── Entries provided

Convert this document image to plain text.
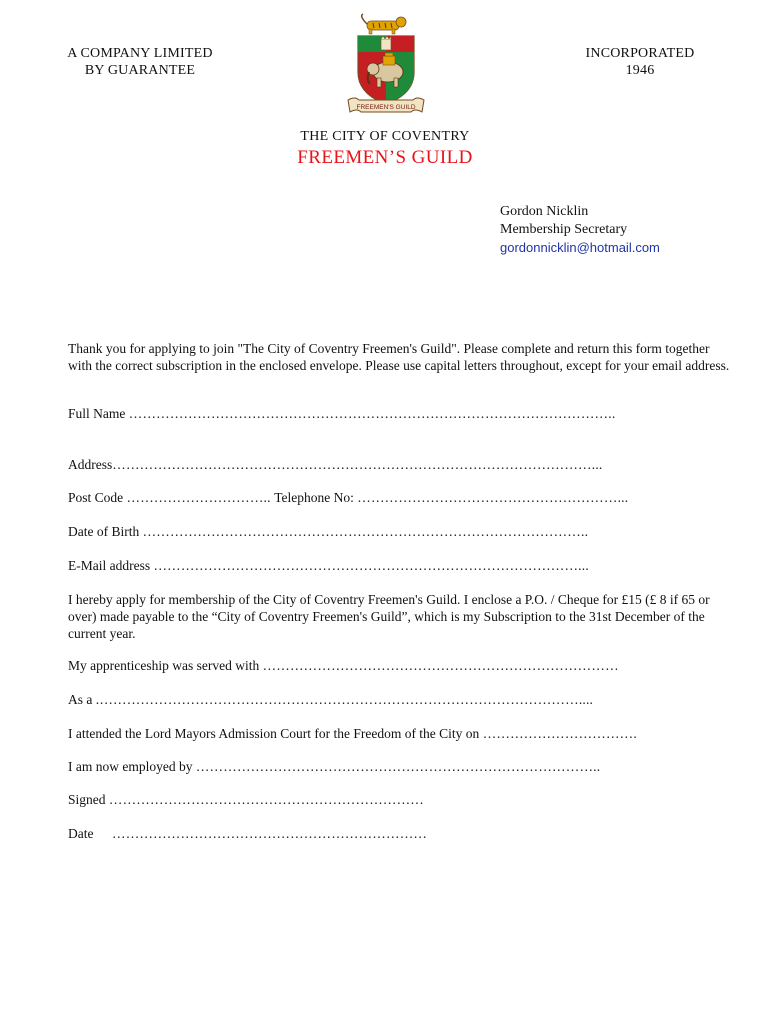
A COMPANY LIMITED
BY GUARANTEE
INCORPORATED
1946
FREEMEN'S GUILD
THE CITY OF COVENTRY
FREEMEN’S GUILD
Gordon Nicklin
Membership Secretary
gordonnicklin@hotmail.com
Thank you for applying to join "The City of Coventry Freemen's Guild". Please complete and return this form together with the correct subscription in the enclosed envelope. Please use capital letters throughout, except for your email address.
Full Name ……………………………………………………………………………………………..
Address……………………………………………………………………………………………...
Post Code ………………………….. Telephone No: …………………………………………………...
Date of Birth ……………………………………………………………………………………..
E-Mail address …………………………………………………………………………………...
I hereby apply for membership of the City of Coventry Freemen's Guild. I enclose a P.O. / Cheque for £15 (£ 8 if 65 or over) made payable to the “City of Coventry Freemen's Guild”, which is my Subscription to the 31st December of the current year.
My apprenticeship was served with ……………………………………………………………………
As a .……………………………………………………………………………………………....
I attended the Lord Mayors Admission Court for the Freedom of the City on …………………………….
I am now employed by ……………………………………………………………………………..
Signed ……………………………………………………………
Date ……………………………………………………………
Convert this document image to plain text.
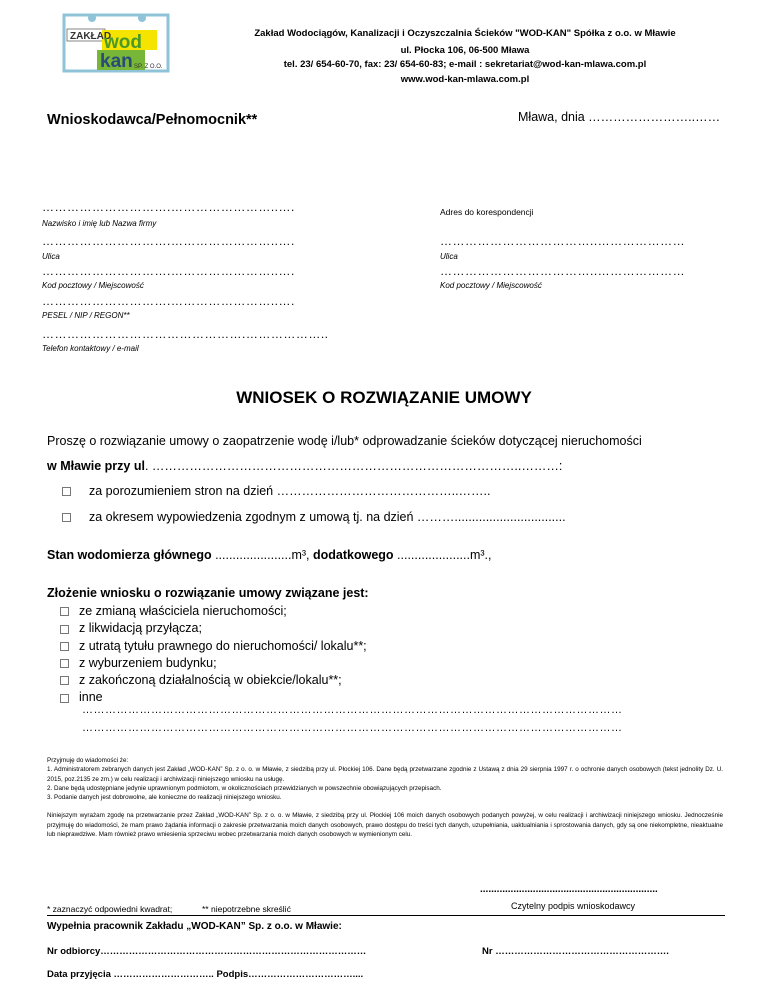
ZAKŁAD
wod
kan SP. Z O.O.
Zakład Wodociągów, Kanalizacji i Oczyszczalnia Ścieków "WOD-KAN" Spółka z o.o. w Mławie
ul. Płocka 106, 06-500 Mława
tel. 23/ 654-60-70, fax: 23/ 654-60-83; e-mail : sekretariat@wod-kan-mlawa.com.pl
www.wod-kan-mlawa.com.pl
Wnioskodawca/Pełnomocnik**	Mława, dnia ……………………..……
………………………….……………………..….
Nazwisko i imię lub Nazwa firmy
Adres do korespondencji
………………………….……………………..….
Ulica
………………………………..…………………
Ulica
………………………….……………………..….
Kod pocztowy / Miejscowość
………………………………..…………………
Kod pocztowy / Miejscowość
………………………….……………………..….
PESEL / NIP / REGON**
………………………………………….………………..
Telefon kontaktowy / e-mail
WNIOSEK O ROZWIĄZANIE UMOWY
Proszę o rozwiązanie umowy o zaopatrzenie wodę i/lub* odprowadzanie ścieków dotyczącej nieruchomości
w Mławie przy ul. ……………………………………………………………………………..………:
za porozumieniem stron na dzień ……………………………………..……..
za okresem wypowiedzenia zgodnym z umową tj. na dzień ………................................
Stan wodomierza głównego ......................m³, dodatkowego .....................m³.,
Złożenie wniosku o rozwiązanie umowy związane jest:
ze zmianą właściciela nieruchomości;
z likwidacją przyłącza;
z utratą tytułu prawnego do nieruchomości/ lokalu**;
z wyburzeniem budynku;
z zakończoną działalnością w obiekcie/lokalu**;
inne
……………………………………………………………………………………………………………………………
……………………………………………………………………………………………………………………………
Przyjmuję do wiadomości że:
1. Administratorem zebranych danych jest Zakład „WOD-KAN” Sp. z o. o. w Mławie, z siedzibą przy ul. Płockiej 106. Dane będą przetwarzane zgodnie z Ustawą z dnia 29 sierpnia 1997 r. o ochronie danych osobowych (tekst jednolity Dz. U. 2015, poz.2135 ze zm.) w celu realizacji i archiwizacji niniejszego wniosku na usługę.
2. Dane będą udostępniane jedynie uprawnionym podmiotom, w okolicznościach przewidzianych w powszechnie obowiązujących przepisach.
3. Podanie danych jest dobrowolne, ale konieczne do realizacji niniejszego wniosku.
Niniejszym wyrażam zgodę na przetwarzanie przez Zakład „WOD-KAN” Sp. z o. o. w Mławie, z siedzibą przy ul. Płockiej 106 moich danych osobowych podanych powyżej, w celu realizacji i archiwizacji niniejszego wniosku. Jednocześnie przyjmuję do wiadomości, że mam prawo żądania informacji o zakresie przetwarzania moich danych osobowych, prawo dostępu do treści tych danych, uzupełniania, uaktualniania i sprostowania danych, gdy są one niekompletne, nieaktualne lub nieprawdziwe. Mam również prawo wniesienia sprzeciwu wobec przetwarzania moich danych osobowych w wymienionym celu.
................................................................
Czytelny podpis wnioskodawcy
* zaznaczyć odpowiedni kwadrat;	** niepotrzebne skreślić
Wypełnia pracownik Zakładu „WOD-KAN” Sp. z o.o. w Mławie:
Nr odbiorcy…………………………………………………………………………	Nr ……………………………………………….
Data przyjęcia ………………………….. Podpis……………………………....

────

■ **Task directions**:
The pictures in the entries should be left out; output everything else exactly.

■ **Exercise result**:
Convert this document image to plain text.
A COMPANY LIMITED
BY GUARANTEE
INCORPORATED
1946
FREEMEN'S GUILD
THE CITY OF COVENTRY
FREEMEN’S GUILD
Gordon Nicklin
Membership Secretary
gordonnicklin@hotmail.com
Thank you for applying to join "The City of Coventry Freemen's Guild". Please complete and return this form together with the correct subscription in the enclosed envelope. Please use capital letters throughout, except for your email address.
Full Name ……………………………………………………………………………………………..
Address……………………………………………………………………………………………...
Post Code ………………………….. Telephone No: …………………………………………………...
Date of Birth ……………………………………………………………………………………..
E-Mail address …………………………………………………………………………………...
I hereby apply for membership of the City of Coventry Freemen's Guild. I enclose a P.O. / Cheque for £15 (£ 8 if 65 or over) made payable to the “City of Coventry Freemen's Guild”, which is my Subscription to the 31st December of the current year.
My apprenticeship was served with ……………………………………………………………………
As a .……………………………………………………………………………………………....
I attended the Lord Mayors Admission Court for the Freedom of the City on …………………………….
I am now employed by ……………………………………………………………………………..
Signed ……………………………………………………………
Date ……………………………………………………………
Convert this document image to plain text.
ZAKŁAD
wod
kan SP. Z O.O.
Zakład Wodociągów, Kanalizacji i Oczyszczalnia Ścieków "WOD-KAN" Spółka z o.o. w Mławie
ul. Płocka 106, 06-500 Mława
tel. 23/ 654-60-70, fax: 23/ 654-60-83; e-mail : sekretariat@wod-kan-mlawa.com.pl
www.wod-kan-mlawa.com.pl
Wnioskodawca/Pełnomocnik**	Mława, dnia ……………………..……
………………………….……………………..….
Nazwisko i imię lub Nazwa firmy
Adres do korespondencji
………………………….……………………..….
Ulica
………………………………..…………………
Ulica
………………………….……………………..….
Kod pocztowy / Miejscowość
………………………………..…………………
Kod pocztowy / Miejscowość
………………………….……………………..….
PESEL / NIP / REGON**
………………………………………….………………..
Telefon kontaktowy / e-mail
WNIOSEK O ROZWIĄZANIE UMOWY
Proszę o rozwiązanie umowy o zaopatrzenie wodę i/lub* odprowadzanie ścieków dotyczącej nieruchomości
w Mławie przy ul. ……………………………………………………………………………..………:
za porozumieniem stron na dzień ……………………………………..……..
za okresem wypowiedzenia zgodnym z umową tj. na dzień ………................................
Stan wodomierza głównego ......................m³, dodatkowego .....................m³.,
Złożenie wniosku o rozwiązanie umowy związane jest:
ze zmianą właściciela nieruchomości;
z likwidacją przyłącza;
z utratą tytułu prawnego do nieruchomości/ lokalu**;
z wyburzeniem budynku;
z zakończoną działalnością w obiekcie/lokalu**;
inne
……………………………………………………………………………………………………………………………
……………………………………………………………………………………………………………………………
Przyjmuję do wiadomości że:
1. Administratorem zebranych danych jest Zakład „WOD-KAN” Sp. z o. o. w Mławie, z siedzibą przy ul. Płockiej 106. Dane będą przetwarzane zgodnie z Ustawą z dnia 29 sierpnia 1997 r. o ochronie danych osobowych (tekst jednolity Dz. U. 2015, poz.2135 ze zm.) w celu realizacji i archiwizacji niniejszego wniosku na usługę.
2. Dane będą udostępniane jedynie uprawnionym podmiotom, w okolicznościach przewidzianych w powszechnie obowiązujących przepisach.
3. Podanie danych jest dobrowolne, ale konieczne do realizacji niniejszego wniosku.
Niniejszym wyrażam zgodę na przetwarzanie przez Zakład „WOD-KAN” Sp. z o. o. w Mławie, z siedzibą przy ul. Płockiej 106 moich danych osobowych podanych powyżej, w celu realizacji i archiwizacji niniejszego wniosku. Jednocześnie przyjmuję do wiadomości, że mam prawo żądania informacji o zakresie przetwarzania moich danych osobowych, prawo dostępu do treści tych danych, uzupełniania, uaktualniania i sprostowania danych, gdy są one niekompletne, nieaktualne lub nieprawdziwe. Mam również prawo wniesienia sprzeciwu wobec przetwarzania moich danych osobowych w wymienionym celu.
................................................................
Czytelny podpis wnioskodawcy
* zaznaczyć odpowiedni kwadrat;	** niepotrzebne skreślić
Wypełnia pracownik Zakładu „WOD-KAN” Sp. z o.o. w Mławie:
Nr odbiorcy…………………………………………………………………………	Nr ……………………………………………….
Data przyjęcia ………………………….. Podpis……………………………....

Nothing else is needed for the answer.